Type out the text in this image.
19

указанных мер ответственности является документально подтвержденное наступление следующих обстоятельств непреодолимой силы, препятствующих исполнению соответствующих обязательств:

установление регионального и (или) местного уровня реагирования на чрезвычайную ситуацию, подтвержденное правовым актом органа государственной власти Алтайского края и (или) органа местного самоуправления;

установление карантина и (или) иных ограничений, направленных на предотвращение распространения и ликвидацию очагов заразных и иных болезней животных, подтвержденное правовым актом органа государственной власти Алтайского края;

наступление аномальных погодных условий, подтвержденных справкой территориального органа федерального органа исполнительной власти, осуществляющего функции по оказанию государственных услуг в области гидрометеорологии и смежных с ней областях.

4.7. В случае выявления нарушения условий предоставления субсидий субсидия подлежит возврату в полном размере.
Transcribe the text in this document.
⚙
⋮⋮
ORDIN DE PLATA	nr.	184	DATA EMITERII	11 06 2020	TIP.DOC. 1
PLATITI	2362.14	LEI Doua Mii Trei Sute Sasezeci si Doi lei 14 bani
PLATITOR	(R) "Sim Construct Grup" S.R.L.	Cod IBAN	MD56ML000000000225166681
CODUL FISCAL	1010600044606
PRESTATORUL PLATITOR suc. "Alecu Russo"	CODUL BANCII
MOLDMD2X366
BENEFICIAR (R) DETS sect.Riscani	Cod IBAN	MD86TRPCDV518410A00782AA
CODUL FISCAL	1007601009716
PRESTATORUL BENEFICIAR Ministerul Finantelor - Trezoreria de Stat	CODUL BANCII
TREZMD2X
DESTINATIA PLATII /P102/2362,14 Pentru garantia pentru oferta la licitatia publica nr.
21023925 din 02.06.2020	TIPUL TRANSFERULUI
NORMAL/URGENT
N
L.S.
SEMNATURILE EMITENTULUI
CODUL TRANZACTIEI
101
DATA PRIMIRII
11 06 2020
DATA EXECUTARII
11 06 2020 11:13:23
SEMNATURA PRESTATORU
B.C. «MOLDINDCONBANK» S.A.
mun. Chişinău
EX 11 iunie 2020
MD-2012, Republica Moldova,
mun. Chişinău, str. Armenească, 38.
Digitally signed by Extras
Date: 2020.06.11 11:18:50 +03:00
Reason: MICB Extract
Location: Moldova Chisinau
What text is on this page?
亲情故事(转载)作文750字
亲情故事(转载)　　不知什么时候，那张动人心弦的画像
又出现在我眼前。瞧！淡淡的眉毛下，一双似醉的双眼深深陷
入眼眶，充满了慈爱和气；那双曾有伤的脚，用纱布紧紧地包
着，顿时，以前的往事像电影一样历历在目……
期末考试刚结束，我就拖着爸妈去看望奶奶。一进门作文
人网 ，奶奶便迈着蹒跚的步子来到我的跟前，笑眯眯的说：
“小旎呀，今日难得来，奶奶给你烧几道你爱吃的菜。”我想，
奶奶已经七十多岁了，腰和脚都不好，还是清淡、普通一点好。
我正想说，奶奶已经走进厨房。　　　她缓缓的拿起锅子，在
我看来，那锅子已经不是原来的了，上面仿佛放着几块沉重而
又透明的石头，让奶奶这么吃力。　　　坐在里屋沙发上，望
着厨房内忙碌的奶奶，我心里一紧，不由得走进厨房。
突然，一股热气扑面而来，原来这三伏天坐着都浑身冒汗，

* [Task details]
Copy, character for character, the lines from the line that holds "Transcribe the text in this document." through the final line of the records above.

* [The result]
Transcribe the text in this document.
⚙
⋮⋮
ORDIN DE PLATA	nr.	184	DATA EMITERII	11 06 2020	TIP.DOC. 1
PLATITI	2362.14	LEI Doua Mii Trei Sute Sasezeci si Doi lei 14 bani
PLATITOR	(R) "Sim Construct Grup" S.R.L.	Cod IBAN	MD56ML000000000225166681
CODUL FISCAL	1010600044606
PRESTATORUL PLATITOR suc. "Alecu Russo"	CODUL BANCII
MOLDMD2X366
BENEFICIAR (R) DETS sect.Riscani	Cod IBAN	MD86TRPCDV518410A00782AA
CODUL FISCAL	1007601009716
PRESTATORUL BENEFICIAR Ministerul Finantelor - Trezoreria de Stat	CODUL BANCII
TREZMD2X
DESTINATIA PLATII /P102/2362,14 Pentru garantia pentru oferta la licitatia publica nr.
21023925 din 02.06.2020	TIPUL TRANSFERULUI
NORMAL/URGENT
N
L.S.
SEMNATURILE EMITENTULUI
CODUL TRANZACTIEI
101
DATA PRIMIRII
11 06 2020
DATA EXECUTARII
11 06 2020 11:13:23
SEMNATURA PRESTATORU
B.C. «MOLDINDCONBANK» S.A.
mun. Chişinău
EX 11 iunie 2020
MD-2012, Republica Moldova,
mun. Chişinău, str. Armenească, 38.
Digitally signed by Extras
Date: 2020.06.11 11:18:50 +03:00
Reason: MICB Extract
Location: Moldova Chisinau
What text is on this page?
亲情故事(转载)作文750字
亲情故事(转载)　　不知什么时候，那张动人心弦的画像
又出现在我眼前。瞧！淡淡的眉毛下，一双似醉的双眼深深陷
入眼眶，充满了慈爱和气；那双曾有伤的脚，用纱布紧紧地包
着，顿时，以前的往事像电影一样历历在目……
期末考试刚结束，我就拖着爸妈去看望奶奶。一进门作文
人网 ，奶奶便迈着蹒跚的步子来到我的跟前，笑眯眯的说：
“小旎呀，今日难得来，奶奶给你烧几道你爱吃的菜。”我想，
奶奶已经七十多岁了，腰和脚都不好，还是清淡、普通一点好。
我正想说，奶奶已经走进厨房。　　　她缓缓的拿起锅子，在
我看来，那锅子已经不是原来的了，上面仿佛放着几块沉重而
又透明的石头，让奶奶这么吃力。　　　坐在里屋沙发上，望
着厨房内忙碌的奶奶，我心里一紧，不由得走进厨房。
突然，一股热气扑面而来，原来这三伏天坐着都浑身冒汗，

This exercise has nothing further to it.